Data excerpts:

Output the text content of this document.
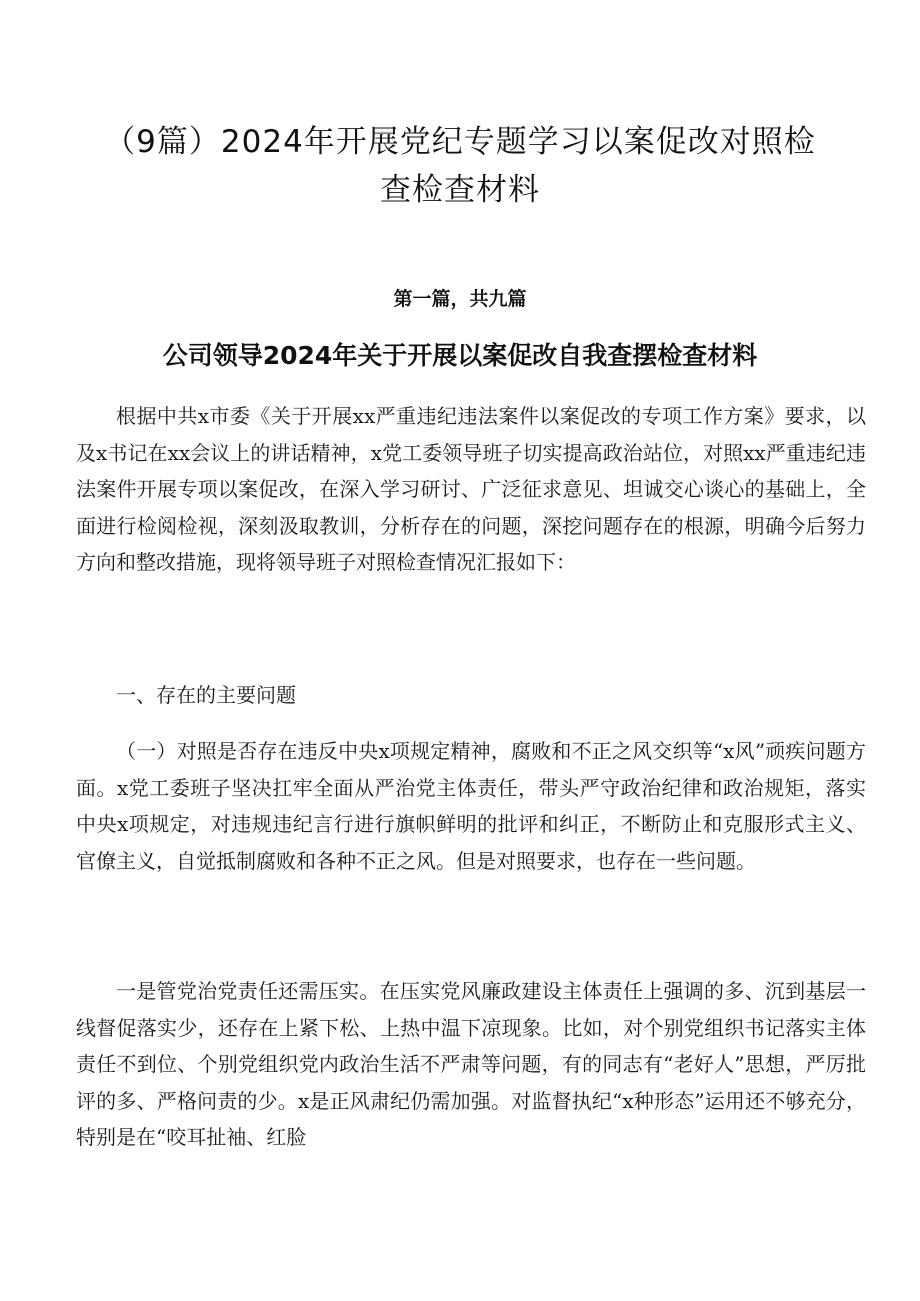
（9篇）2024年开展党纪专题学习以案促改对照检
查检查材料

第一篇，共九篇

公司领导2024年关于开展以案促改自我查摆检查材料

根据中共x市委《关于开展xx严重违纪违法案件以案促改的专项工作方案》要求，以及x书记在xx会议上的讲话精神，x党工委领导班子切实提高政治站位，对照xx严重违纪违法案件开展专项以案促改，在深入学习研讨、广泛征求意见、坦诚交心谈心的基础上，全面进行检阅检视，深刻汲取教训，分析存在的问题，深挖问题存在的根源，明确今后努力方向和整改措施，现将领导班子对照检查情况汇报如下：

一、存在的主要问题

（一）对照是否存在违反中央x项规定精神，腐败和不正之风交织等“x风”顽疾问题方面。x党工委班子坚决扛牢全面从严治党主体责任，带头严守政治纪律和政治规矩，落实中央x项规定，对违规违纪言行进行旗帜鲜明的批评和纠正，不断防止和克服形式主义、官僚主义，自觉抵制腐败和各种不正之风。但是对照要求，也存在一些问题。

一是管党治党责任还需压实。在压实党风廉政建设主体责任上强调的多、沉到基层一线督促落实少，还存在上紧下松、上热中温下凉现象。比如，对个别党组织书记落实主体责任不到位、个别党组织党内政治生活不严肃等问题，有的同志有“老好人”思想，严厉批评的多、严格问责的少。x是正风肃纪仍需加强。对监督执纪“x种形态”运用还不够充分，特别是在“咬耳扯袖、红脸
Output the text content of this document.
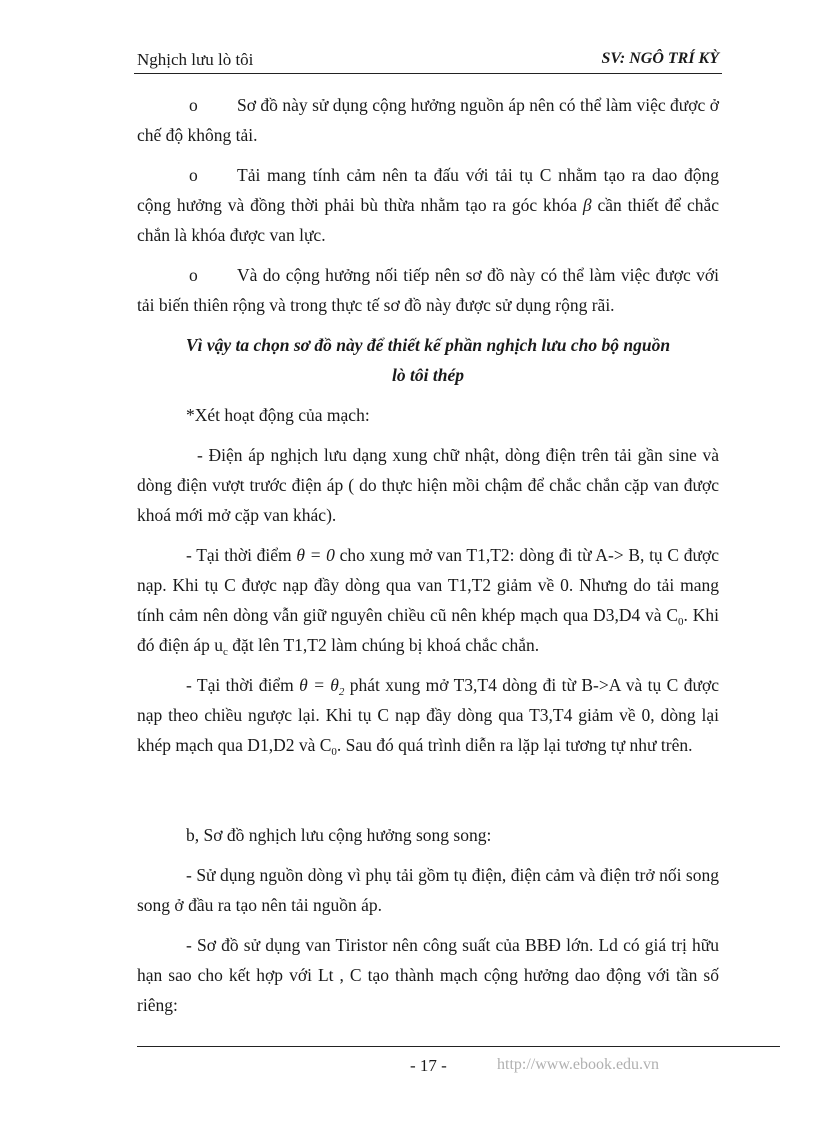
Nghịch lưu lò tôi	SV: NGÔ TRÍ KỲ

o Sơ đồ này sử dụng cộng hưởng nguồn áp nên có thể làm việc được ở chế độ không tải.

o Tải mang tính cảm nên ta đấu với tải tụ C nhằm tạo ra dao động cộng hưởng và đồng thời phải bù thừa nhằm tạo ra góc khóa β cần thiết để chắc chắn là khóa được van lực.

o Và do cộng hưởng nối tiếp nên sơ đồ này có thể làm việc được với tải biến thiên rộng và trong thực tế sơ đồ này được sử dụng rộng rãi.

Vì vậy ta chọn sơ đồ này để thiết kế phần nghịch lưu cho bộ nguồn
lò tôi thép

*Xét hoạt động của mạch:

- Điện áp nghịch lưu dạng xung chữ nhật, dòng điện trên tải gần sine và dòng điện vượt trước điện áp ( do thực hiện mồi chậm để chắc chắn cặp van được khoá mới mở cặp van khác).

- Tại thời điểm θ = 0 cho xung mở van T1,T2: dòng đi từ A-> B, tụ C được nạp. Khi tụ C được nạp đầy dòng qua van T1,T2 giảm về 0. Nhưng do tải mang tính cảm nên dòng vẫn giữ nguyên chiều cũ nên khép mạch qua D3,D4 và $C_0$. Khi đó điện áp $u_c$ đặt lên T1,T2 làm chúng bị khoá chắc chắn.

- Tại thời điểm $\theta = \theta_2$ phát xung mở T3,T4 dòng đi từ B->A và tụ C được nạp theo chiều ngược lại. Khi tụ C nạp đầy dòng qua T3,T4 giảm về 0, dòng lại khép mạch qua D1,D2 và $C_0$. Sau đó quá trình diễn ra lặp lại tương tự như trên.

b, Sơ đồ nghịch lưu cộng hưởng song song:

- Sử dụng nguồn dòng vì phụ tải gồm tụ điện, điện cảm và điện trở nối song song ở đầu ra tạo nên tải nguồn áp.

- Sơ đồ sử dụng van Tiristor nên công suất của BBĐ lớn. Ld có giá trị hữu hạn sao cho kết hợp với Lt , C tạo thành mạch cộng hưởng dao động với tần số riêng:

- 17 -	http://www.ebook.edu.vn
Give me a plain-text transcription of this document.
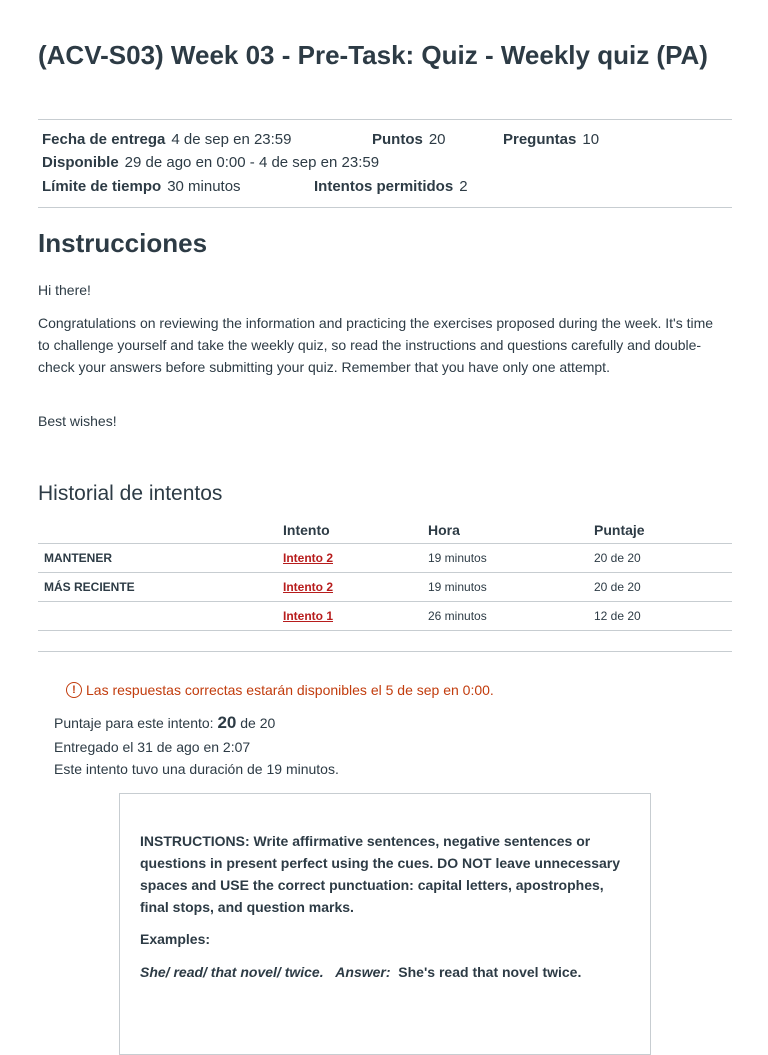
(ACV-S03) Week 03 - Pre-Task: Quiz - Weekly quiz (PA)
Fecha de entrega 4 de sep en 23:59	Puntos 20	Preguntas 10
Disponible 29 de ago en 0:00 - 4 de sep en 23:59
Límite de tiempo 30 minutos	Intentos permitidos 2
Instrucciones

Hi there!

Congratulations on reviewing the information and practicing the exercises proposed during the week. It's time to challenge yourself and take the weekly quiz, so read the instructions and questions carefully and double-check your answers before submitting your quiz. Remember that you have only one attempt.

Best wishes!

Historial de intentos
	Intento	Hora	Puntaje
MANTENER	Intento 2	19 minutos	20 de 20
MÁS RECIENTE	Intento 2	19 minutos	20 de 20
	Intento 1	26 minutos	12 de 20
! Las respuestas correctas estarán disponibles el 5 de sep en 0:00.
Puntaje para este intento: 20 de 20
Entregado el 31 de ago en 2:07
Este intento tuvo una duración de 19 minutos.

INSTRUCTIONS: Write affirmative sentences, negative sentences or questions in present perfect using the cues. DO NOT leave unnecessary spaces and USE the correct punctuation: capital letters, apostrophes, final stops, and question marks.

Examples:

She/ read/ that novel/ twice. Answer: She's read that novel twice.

◆ Goal of the exercise ◆
Scan the material above for the string "minutos" and report each line where you find it.

◆ Solution below ◆
Límite de tiempo 30 minutos	Intentos permitidos 2
MANTENER	Intento 2	19 minutos	20 de 20
MÁS RECIENTE	Intento 2	19 minutos	20 de 20
	Intento 1	26 minutos	12 de 20
Este intento tuvo una duración de 19 minutos.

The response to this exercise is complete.